◆ Problem to work on
Collect the lines of the entries where "name" shows up.
-- BEGIN --
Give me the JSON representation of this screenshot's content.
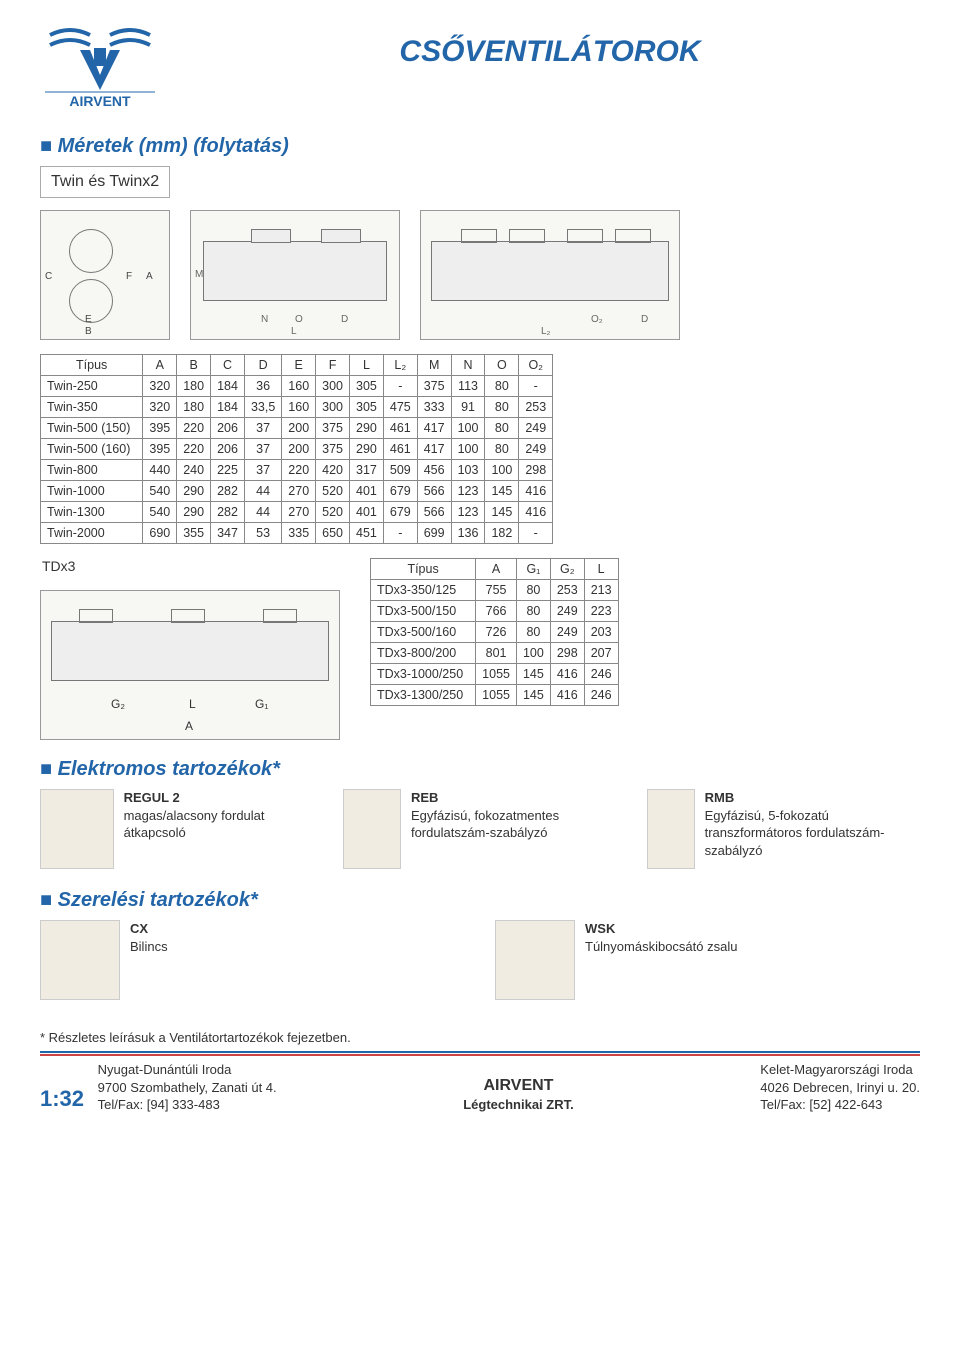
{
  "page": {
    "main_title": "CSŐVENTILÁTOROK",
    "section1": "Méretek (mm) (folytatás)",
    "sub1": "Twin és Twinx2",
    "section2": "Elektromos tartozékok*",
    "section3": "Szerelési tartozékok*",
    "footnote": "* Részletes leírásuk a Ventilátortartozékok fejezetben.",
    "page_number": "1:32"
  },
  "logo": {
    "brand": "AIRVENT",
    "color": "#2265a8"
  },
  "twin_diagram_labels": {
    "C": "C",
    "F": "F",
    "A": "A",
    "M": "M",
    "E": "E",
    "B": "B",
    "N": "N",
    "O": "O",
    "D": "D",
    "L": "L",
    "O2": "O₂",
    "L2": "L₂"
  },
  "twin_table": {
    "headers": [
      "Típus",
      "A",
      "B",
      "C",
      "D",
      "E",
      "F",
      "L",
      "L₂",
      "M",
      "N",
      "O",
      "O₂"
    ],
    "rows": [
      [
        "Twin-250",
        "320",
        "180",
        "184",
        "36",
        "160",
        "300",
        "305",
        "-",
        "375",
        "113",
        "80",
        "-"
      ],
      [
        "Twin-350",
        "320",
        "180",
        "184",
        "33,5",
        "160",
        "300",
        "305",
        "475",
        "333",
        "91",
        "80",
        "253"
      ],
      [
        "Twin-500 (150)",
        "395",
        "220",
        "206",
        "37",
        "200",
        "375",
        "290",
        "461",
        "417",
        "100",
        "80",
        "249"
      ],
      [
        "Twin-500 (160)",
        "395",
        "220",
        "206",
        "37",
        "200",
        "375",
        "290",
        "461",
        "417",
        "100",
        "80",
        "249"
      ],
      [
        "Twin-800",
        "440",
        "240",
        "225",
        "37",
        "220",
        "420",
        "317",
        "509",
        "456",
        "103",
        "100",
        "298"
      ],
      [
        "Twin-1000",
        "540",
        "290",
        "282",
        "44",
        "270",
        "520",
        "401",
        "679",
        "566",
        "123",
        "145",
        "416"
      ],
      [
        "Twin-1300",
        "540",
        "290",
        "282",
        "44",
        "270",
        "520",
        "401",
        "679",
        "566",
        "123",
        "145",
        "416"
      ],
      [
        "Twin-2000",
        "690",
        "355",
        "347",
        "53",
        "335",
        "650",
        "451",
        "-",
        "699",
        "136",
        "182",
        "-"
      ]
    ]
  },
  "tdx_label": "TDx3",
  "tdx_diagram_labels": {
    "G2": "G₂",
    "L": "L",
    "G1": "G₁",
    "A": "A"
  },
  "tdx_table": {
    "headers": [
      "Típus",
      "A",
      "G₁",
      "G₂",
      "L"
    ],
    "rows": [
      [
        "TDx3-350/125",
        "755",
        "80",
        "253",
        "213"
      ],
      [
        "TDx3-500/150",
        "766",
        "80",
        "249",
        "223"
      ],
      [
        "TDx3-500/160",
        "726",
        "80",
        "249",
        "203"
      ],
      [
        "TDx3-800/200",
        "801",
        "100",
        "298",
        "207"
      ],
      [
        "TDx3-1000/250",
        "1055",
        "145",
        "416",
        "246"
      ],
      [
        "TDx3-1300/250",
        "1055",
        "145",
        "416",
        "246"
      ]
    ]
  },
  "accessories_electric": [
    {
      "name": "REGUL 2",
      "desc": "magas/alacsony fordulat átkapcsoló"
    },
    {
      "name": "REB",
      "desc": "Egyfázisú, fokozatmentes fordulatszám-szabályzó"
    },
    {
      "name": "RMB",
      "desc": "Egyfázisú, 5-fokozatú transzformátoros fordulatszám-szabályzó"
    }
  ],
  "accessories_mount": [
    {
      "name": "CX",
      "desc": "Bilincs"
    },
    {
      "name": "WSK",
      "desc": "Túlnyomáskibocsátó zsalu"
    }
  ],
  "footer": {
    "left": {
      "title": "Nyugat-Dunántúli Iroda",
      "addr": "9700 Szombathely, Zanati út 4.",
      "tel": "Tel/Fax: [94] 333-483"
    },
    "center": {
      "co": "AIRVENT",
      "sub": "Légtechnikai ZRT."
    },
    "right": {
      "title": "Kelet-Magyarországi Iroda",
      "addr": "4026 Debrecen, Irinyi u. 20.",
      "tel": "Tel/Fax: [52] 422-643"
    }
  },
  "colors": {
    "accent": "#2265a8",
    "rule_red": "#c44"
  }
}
-- END --
-- BEGIN --
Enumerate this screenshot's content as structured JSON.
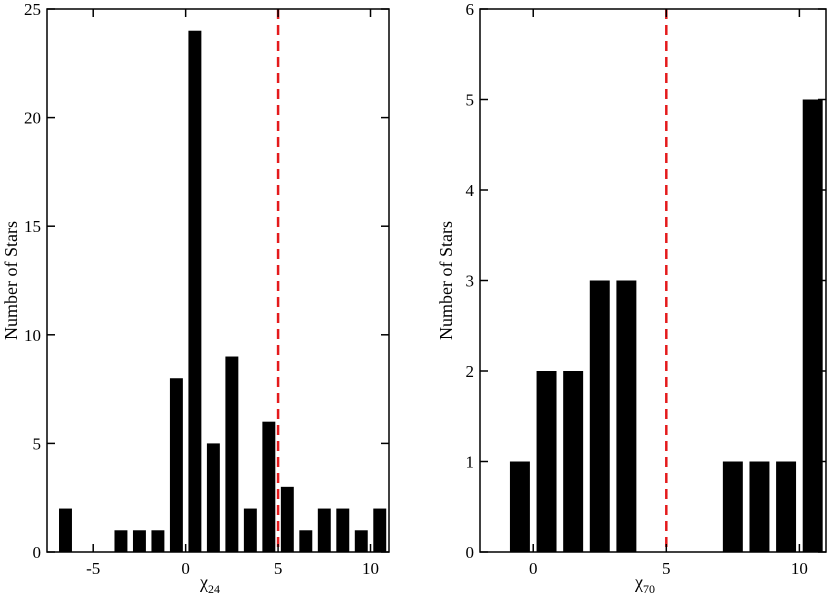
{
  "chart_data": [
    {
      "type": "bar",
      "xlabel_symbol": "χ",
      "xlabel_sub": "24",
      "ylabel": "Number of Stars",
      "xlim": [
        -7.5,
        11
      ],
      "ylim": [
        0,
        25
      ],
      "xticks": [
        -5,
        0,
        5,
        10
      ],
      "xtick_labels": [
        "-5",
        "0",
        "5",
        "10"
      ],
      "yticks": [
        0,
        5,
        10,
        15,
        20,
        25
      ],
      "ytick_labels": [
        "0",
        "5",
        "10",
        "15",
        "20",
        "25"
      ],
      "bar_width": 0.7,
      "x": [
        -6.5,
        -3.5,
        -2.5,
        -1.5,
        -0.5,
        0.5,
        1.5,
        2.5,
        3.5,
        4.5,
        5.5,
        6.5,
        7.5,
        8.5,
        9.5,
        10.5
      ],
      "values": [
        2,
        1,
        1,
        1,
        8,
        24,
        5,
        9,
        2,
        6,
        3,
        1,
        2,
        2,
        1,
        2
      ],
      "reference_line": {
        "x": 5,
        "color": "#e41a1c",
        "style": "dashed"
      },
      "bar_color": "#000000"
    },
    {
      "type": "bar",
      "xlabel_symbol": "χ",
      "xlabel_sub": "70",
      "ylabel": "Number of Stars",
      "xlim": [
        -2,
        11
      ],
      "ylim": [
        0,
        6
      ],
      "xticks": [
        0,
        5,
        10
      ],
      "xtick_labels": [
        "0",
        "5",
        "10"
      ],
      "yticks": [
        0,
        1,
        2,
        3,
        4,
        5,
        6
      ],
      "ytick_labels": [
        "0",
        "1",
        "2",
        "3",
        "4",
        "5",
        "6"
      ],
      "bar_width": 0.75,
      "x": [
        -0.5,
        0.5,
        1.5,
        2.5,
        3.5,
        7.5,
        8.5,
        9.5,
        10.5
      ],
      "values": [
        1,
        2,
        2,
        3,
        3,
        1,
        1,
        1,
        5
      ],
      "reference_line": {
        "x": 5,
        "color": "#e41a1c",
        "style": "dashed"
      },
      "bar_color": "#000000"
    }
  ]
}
-- END --
◆ Expected output
      "name": "REGUL 2",
      "name": "REB",
      "name": "RMB",
      "name": "CX",
      "name": "WSK",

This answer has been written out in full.